* Direction *
Can you transcribe the data exactly? Leave the pictures out.

※ ※ ※

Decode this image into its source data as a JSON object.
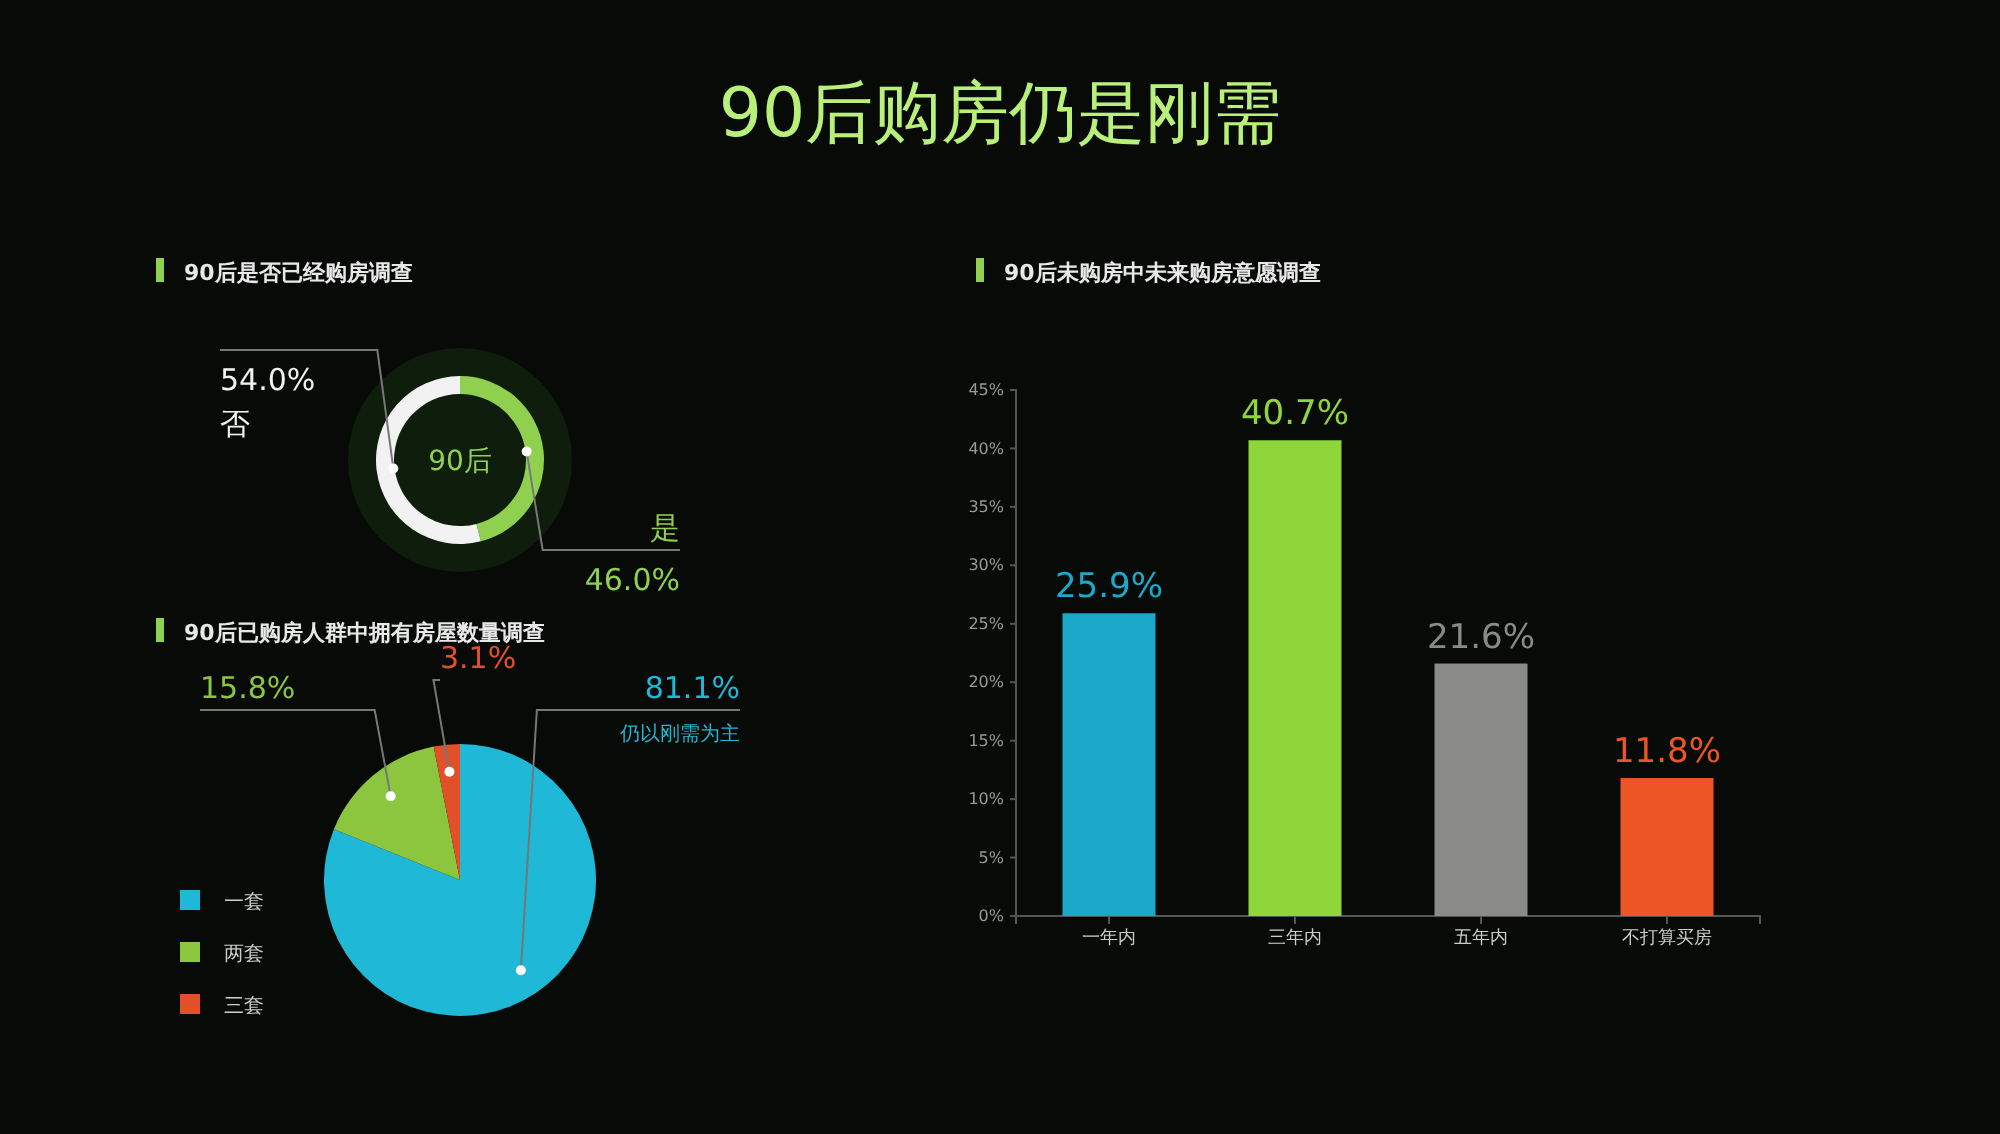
{
  "chart_data": [
    {
      "type": "other",
      "title": "90后购房仍是刚需"
    },
    {
      "type": "donut",
      "title": "90后是否已经购房调查",
      "categories": [
        "是",
        "否"
      ],
      "values": [
        46.0,
        54.0
      ],
      "colors": [
        "#8fd14f",
        "#f2f2f2"
      ],
      "value_labels": [
        "46.0%",
        "54.0%"
      ],
      "annotations": [
        "90后"
      ]
    },
    {
      "type": "pie",
      "title": "90后已购房人群中拥有房屋数量调查",
      "categories": [
        "一套",
        "两套",
        "三套"
      ],
      "values": [
        81.1,
        15.8,
        3.1
      ],
      "colors": [
        "#1fb8d6",
        "#8cc63f",
        "#e2502a"
      ],
      "value_labels": [
        "81.1%",
        "15.8%",
        "3.1%"
      ],
      "legend": "bottom left",
      "annotations": [
        "仍以刚需为主"
      ]
    },
    {
      "type": "bar",
      "title": "90后未购房中未来购房意愿调查",
      "categories": [
        "一年内",
        "三年内",
        "五年内",
        "不打算买房"
      ],
      "values": [
        25.9,
        40.7,
        21.6,
        11.8
      ],
      "colors": [
        "#1aa9c9",
        "#8fd63a",
        "#8a8a86",
        "#ee5524"
      ],
      "value_labels": [
        "25.9%",
        "40.7%",
        "21.6%",
        "11.8%"
      ],
      "ylim": [
        0,
        45
      ],
      "yticks": [
        {
          "value": 0,
          "label": "0%"
        },
        {
          "value": 5,
          "label": "5%"
        },
        {
          "value": 10,
          "label": "10%"
        },
        {
          "value": 15,
          "label": "15%"
        },
        {
          "value": 20,
          "label": "20%"
        },
        {
          "value": 25,
          "label": "25%"
        },
        {
          "value": 30,
          "label": "30%"
        },
        {
          "value": 35,
          "label": "35%"
        },
        {
          "value": 40,
          "label": "40%"
        },
        {
          "value": 45,
          "label": "45%"
        }
      ]
    }
  ]
}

※ ※ ※

* Finished task *
Decode this image into its source data as a JSON object.
{
  "chart_data": [
    {
      "type": "other",
      "title": "90后购房仍是刚需"
    },
    {
      "type": "donut",
      "title": "90后是否已经购房调查",
      "categories": [
        "是",
        "否"
      ],
      "values": [
        46.0,
        54.0
      ],
      "colors": [
        "#8fd14f",
        "#f2f2f2"
      ],
      "value_labels": [
        "46.0%",
        "54.0%"
      ],
      "annotations": [
        "90后"
      ]
    },
    {
      "type": "pie",
      "title": "90后已购房人群中拥有房屋数量调查",
      "categories": [
        "一套",
        "两套",
        "三套"
      ],
      "values": [
        81.1,
        15.8,
        3.1
      ],
      "colors": [
        "#1fb8d6",
        "#8cc63f",
        "#e2502a"
      ],
      "value_labels": [
        "81.1%",
        "15.8%",
        "3.1%"
      ],
      "legend": "bottom left",
      "annotations": [
        "仍以刚需为主"
      ]
    },
    {
      "type": "bar",
      "title": "90后未购房中未来购房意愿调查",
      "categories": [
        "一年内",
        "三年内",
        "五年内",
        "不打算买房"
      ],
      "values": [
        25.9,
        40.7,
        21.6,
        11.8
      ],
      "colors": [
        "#1aa9c9",
        "#8fd63a",
        "#8a8a86",
        "#ee5524"
      ],
      "value_labels": [
        "25.9%",
        "40.7%",
        "21.6%",
        "11.8%"
      ],
      "ylim": [
        0,
        45
      ],
      "yticks": [
        {
          "value": 0,
          "label": "0%"
        },
        {
          "value": 5,
          "label": "5%"
        },
        {
          "value": 10,
          "label": "10%"
        },
        {
          "value": 15,
          "label": "15%"
        },
        {
          "value": 20,
          "label": "20%"
        },
        {
          "value": 25,
          "label": "25%"
        },
        {
          "value": 30,
          "label": "30%"
        },
        {
          "value": 35,
          "label": "35%"
        },
        {
          "value": 40,
          "label": "40%"
        },
        {
          "value": 45,
          "label": "45%"
        }
      ]
    }
  ]
}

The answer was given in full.